## What needs to be done
Transcribe each line of the records below without changing anything.

Stored items from a collection
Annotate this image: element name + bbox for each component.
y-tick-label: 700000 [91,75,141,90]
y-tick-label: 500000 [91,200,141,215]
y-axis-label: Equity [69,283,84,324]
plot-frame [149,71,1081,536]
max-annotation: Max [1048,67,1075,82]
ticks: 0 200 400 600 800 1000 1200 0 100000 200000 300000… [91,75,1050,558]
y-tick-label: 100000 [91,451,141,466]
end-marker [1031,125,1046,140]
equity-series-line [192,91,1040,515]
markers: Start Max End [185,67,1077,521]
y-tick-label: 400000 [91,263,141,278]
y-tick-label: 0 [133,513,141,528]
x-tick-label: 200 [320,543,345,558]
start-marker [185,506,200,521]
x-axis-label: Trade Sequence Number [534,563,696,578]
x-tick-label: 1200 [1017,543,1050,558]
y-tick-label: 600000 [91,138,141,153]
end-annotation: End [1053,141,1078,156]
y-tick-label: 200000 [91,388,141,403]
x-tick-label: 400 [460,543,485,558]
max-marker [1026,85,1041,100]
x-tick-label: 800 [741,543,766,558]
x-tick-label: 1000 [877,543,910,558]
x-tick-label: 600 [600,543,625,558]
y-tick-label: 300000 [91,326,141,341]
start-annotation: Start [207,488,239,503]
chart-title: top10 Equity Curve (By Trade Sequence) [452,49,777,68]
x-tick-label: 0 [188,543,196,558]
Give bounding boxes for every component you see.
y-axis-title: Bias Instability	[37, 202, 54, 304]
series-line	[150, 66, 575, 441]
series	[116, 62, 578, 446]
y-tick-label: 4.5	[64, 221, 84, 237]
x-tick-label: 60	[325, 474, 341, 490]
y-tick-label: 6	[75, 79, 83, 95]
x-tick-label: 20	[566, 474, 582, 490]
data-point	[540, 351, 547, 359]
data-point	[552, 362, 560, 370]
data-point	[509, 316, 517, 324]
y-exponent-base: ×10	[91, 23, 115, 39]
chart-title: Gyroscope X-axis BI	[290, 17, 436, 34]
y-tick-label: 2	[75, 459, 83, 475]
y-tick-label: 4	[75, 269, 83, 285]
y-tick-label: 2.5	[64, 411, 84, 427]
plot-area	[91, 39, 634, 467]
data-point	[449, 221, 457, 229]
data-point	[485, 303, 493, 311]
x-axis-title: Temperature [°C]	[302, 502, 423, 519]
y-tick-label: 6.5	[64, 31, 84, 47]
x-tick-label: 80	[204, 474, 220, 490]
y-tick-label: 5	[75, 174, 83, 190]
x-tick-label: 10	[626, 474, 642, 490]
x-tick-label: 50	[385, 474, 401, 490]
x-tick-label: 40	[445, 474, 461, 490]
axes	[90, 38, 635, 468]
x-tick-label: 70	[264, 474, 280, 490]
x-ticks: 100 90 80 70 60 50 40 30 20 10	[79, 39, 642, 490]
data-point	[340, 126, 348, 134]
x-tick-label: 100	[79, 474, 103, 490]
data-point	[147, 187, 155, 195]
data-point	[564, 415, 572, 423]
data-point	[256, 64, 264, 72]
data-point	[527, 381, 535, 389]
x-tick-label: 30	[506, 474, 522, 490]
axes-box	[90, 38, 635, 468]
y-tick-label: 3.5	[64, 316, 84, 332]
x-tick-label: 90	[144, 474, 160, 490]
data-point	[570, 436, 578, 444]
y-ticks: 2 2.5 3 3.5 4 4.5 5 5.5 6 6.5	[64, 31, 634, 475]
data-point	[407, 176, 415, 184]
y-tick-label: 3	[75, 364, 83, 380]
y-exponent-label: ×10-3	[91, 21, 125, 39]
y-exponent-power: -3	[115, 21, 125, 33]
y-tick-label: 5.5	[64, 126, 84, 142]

## Answer in full
Annotate this image: element name + bbox for each component.
y-tick-label: 700000 [91,75,141,90]
y-tick-label: 500000 [91,200,141,215]
y-axis-label: Equity [69,283,84,324]
plot-frame [149,71,1081,536]
max-annotation: Max [1048,67,1075,82]
ticks: 0 200 400 600 800 1000 1200 0 100000 200000 300000… [91,75,1050,558]
y-tick-label: 100000 [91,451,141,466]
end-marker [1031,125,1046,140]
equity-series-line [192,91,1040,515]
markers: Start Max End [185,67,1077,521]
y-tick-label: 400000 [91,263,141,278]
y-tick-label: 0 [133,513,141,528]
x-tick-label: 200 [320,543,345,558]
start-marker [185,506,200,521]
x-axis-label: Trade Sequence Number [534,563,696,578]
x-tick-label: 1200 [1017,543,1050,558]
y-tick-label: 600000 [91,138,141,153]
end-annotation: End [1053,141,1078,156]
y-tick-label: 200000 [91,388,141,403]
x-tick-label: 400 [460,543,485,558]
max-marker [1026,85,1041,100]
x-tick-label: 800 [741,543,766,558]
x-tick-label: 1000 [877,543,910,558]
x-tick-label: 600 [600,543,625,558]
y-tick-label: 300000 [91,326,141,341]
start-annotation: Start [207,488,239,503]
chart-title: top10 Equity Curve (By Trade Sequence) [452,49,777,68]
x-tick-label: 0 [188,543,196,558]
Give bounding boxes for every component you see.
y-axis-title: Bias Instability	[37, 202, 54, 304]
series-line	[150, 66, 575, 441]
series	[116, 62, 578, 446]
y-tick-label: 4.5	[64, 221, 84, 237]
x-tick-label: 60	[325, 474, 341, 490]
y-tick-label: 6	[75, 79, 83, 95]
x-tick-label: 20	[566, 474, 582, 490]
data-point	[540, 351, 547, 359]
data-point	[552, 362, 560, 370]
data-point	[509, 316, 517, 324]
y-exponent-base: ×10	[91, 23, 115, 39]
chart-title: Gyroscope X-axis BI	[290, 17, 436, 34]
y-tick-label: 2	[75, 459, 83, 475]
y-tick-label: 4	[75, 269, 83, 285]
y-tick-label: 2.5	[64, 411, 84, 427]
plot-area	[91, 39, 634, 467]
data-point	[449, 221, 457, 229]
data-point	[485, 303, 493, 311]
x-axis-title: Temperature [°C]	[302, 502, 423, 519]
y-tick-label: 6.5	[64, 31, 84, 47]
x-tick-label: 80	[204, 474, 220, 490]
y-tick-label: 5	[75, 174, 83, 190]
x-tick-label: 10	[626, 474, 642, 490]
x-tick-label: 50	[385, 474, 401, 490]
x-tick-label: 40	[445, 474, 461, 490]
axes	[90, 38, 635, 468]
x-tick-label: 70	[264, 474, 280, 490]
x-ticks: 100 90 80 70 60 50 40 30 20 10	[79, 39, 642, 490]
data-point	[340, 126, 348, 134]
x-tick-label: 100	[79, 474, 103, 490]
data-point	[147, 187, 155, 195]
data-point	[564, 415, 572, 423]
data-point	[256, 64, 264, 72]
data-point	[527, 381, 535, 389]
x-tick-label: 30	[506, 474, 522, 490]
axes-box	[90, 38, 635, 468]
y-tick-label: 3.5	[64, 316, 84, 332]
x-tick-label: 90	[144, 474, 160, 490]
data-point	[570, 436, 578, 444]
y-ticks: 2 2.5 3 3.5 4 4.5 5 5.5 6 6.5	[64, 31, 634, 475]
data-point	[407, 176, 415, 184]
y-tick-label: 3	[75, 364, 83, 380]
y-exponent-label: ×10-3	[91, 21, 125, 39]
y-exponent-power: -3	[115, 21, 125, 33]
y-tick-label: 5.5	[64, 126, 84, 142]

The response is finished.